* Written instruction *
Transcribe the records that follow in their entirety, omitting any pictures.

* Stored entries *
* * *
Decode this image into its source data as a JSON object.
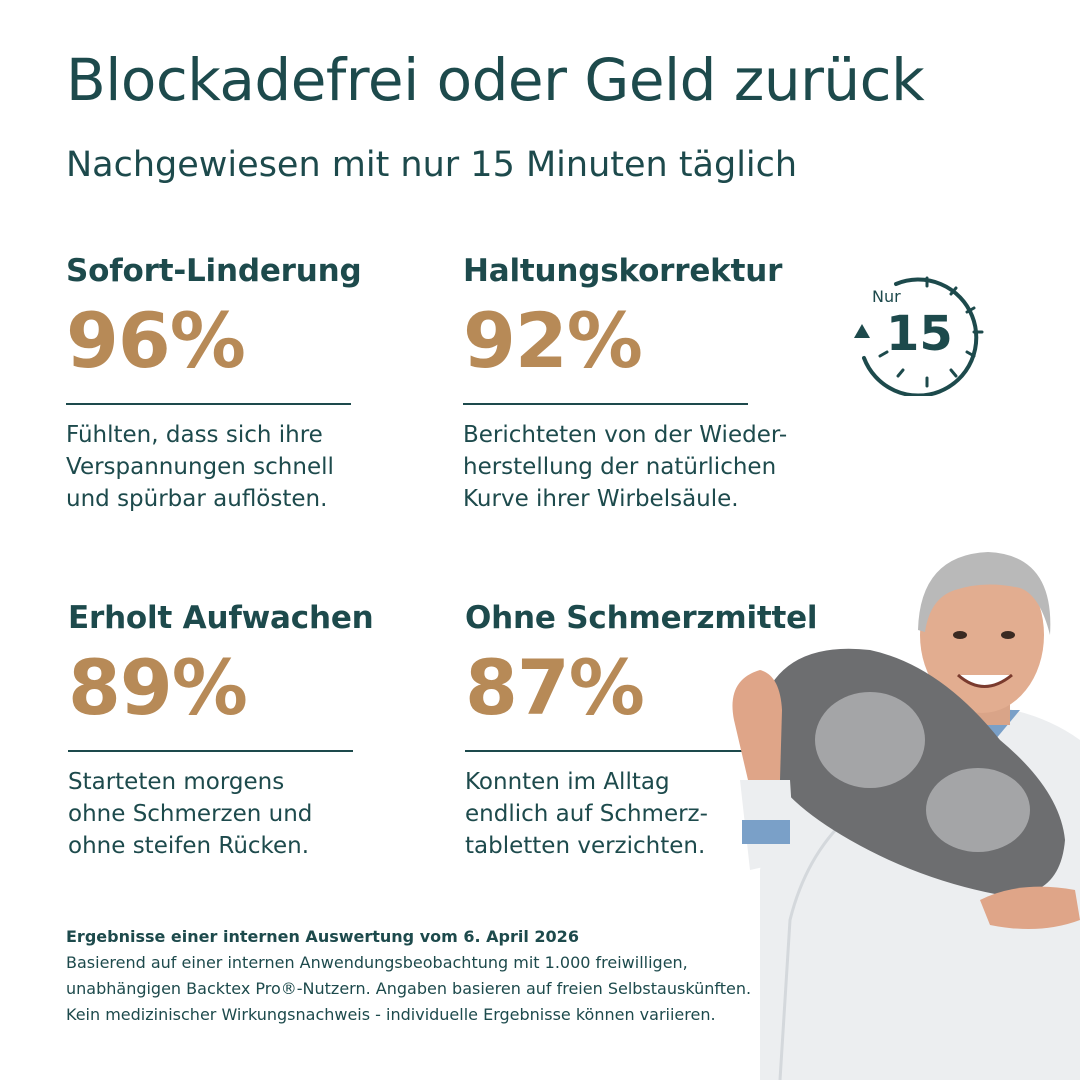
{
  "header": {
    "title": "Blockadefrei oder Geld zurück",
    "subtitle": "Nachgewiesen mit nur 15 Minuten täglich"
  },
  "stats": [
    {
      "heading": "Sofort-Linderung",
      "value": "96%",
      "description": "Fühlten, dass sich ihre\nVerspannungen schnell\nund spürbar auflösten."
    },
    {
      "heading": "Haltungskorrektur",
      "value": "92%",
      "description": "Berichteten von der Wieder-\nherstellung der natürlichen\nKurve ihrer Wirbelsäule."
    },
    {
      "heading": "Erholt Aufwachen",
      "value": "89%",
      "description": "Starteten morgens\nohne Schmerzen und\nohne steifen Rücken."
    },
    {
      "heading": "Ohne Schmerzmittel",
      "value": "87%",
      "description": "Konnten im Alltag\nendlich auf Schmerz-\ntabletten verzichten."
    }
  ],
  "badge": {
    "prefix": "Nur",
    "number": "15"
  },
  "footnote": {
    "heading": "Ergebnisse einer internen Auswertung vom 6. April 2026",
    "body": "Basierend auf einer internen Anwendungsbeobachtung mit 1.000 freiwilligen,\nunabhängigen Backtex Pro®-Nutzern. Angaben basieren auf freien Selbstauskünften.\nKein medizinischer Wirkungsnachweis - individuelle Ergebnisse können variieren."
  },
  "colors": {
    "primary": "#1d4a4c",
    "accent": "#b78a57",
    "background": "#ffffff"
  },
  "image": {
    "icon": "doctor-holding-pillow-image"
  }
}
* * *
* Task response *
Decode this image into its source data as a JSON object.
{
  "header": {
    "title": "Blockadefrei oder Geld zurück",
    "subtitle": "Nachgewiesen mit nur 15 Minuten täglich"
  },
  "stats": [
    {
      "heading": "Sofort-Linderung",
      "value": "96%",
      "description": "Fühlten, dass sich ihre\nVerspannungen schnell\nund spürbar auflösten."
    },
    {
      "heading": "Haltungskorrektur",
      "value": "92%",
      "description": "Berichteten von der Wieder-\nherstellung der natürlichen\nKurve ihrer Wirbelsäule."
    },
    {
      "heading": "Erholt Aufwachen",
      "value": "89%",
      "description": "Starteten morgens\nohne Schmerzen und\nohne steifen Rücken."
    },
    {
      "heading": "Ohne Schmerzmittel",
      "value": "87%",
      "description": "Konnten im Alltag\nendlich auf Schmerz-\ntabletten verzichten."
    }
  ],
  "badge": {
    "prefix": "Nur",
    "number": "15"
  },
  "footnote": {
    "heading": "Ergebnisse einer internen Auswertung vom 6. April 2026",
    "body": "Basierend auf einer internen Anwendungsbeobachtung mit 1.000 freiwilligen,\nunabhängigen Backtex Pro®-Nutzern. Angaben basieren auf freien Selbstauskünften.\nKein medizinischer Wirkungsnachweis - individuelle Ergebnisse können variieren."
  },
  "colors": {
    "primary": "#1d4a4c",
    "accent": "#b78a57",
    "background": "#ffffff"
  },
  "image": {
    "icon": "doctor-holding-pillow-image"
  }
}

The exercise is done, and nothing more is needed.